> **Recorded information**
************

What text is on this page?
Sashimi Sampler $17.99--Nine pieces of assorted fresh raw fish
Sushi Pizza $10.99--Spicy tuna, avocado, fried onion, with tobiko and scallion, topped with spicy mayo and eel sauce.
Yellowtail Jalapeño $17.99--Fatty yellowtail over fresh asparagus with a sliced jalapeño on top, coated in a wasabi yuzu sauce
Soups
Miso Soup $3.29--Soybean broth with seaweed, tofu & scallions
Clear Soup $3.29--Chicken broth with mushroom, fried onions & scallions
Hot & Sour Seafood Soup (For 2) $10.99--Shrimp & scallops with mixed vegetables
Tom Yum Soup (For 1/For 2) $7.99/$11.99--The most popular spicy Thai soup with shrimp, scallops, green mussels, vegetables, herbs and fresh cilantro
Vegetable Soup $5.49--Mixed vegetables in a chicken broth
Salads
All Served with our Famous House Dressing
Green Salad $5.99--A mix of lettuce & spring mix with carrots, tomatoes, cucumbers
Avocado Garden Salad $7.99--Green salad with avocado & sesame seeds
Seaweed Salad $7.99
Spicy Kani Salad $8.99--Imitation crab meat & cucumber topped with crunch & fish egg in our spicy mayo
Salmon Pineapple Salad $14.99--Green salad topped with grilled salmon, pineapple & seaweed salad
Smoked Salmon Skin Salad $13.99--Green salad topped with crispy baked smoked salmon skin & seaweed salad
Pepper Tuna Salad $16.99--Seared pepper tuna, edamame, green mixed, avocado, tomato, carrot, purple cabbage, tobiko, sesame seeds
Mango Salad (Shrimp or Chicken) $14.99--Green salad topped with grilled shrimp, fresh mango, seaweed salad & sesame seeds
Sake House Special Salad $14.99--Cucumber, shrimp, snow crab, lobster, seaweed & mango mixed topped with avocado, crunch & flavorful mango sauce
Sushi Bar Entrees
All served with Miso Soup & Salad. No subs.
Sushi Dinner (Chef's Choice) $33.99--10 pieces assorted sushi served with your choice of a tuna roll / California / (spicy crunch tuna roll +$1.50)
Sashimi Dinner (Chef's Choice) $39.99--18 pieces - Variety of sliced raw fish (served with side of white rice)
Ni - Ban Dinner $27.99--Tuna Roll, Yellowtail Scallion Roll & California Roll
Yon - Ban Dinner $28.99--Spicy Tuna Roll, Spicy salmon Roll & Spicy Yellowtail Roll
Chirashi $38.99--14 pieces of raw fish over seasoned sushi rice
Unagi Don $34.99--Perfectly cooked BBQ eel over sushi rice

************

> **What is needed**
Each line in the entries above that includes the string "scallops" should be extracted.

> **Result**
Hot & Sour Seafood Soup (For 2) $10.99--Shrimp & scallops with mixed vegetables
Tom Yum Soup (For 1/For 2) $7.99/$11.99--The most popular spicy Thai soup with shrimp, scallops, green mussels, vegetables, herbs and fresh cilantro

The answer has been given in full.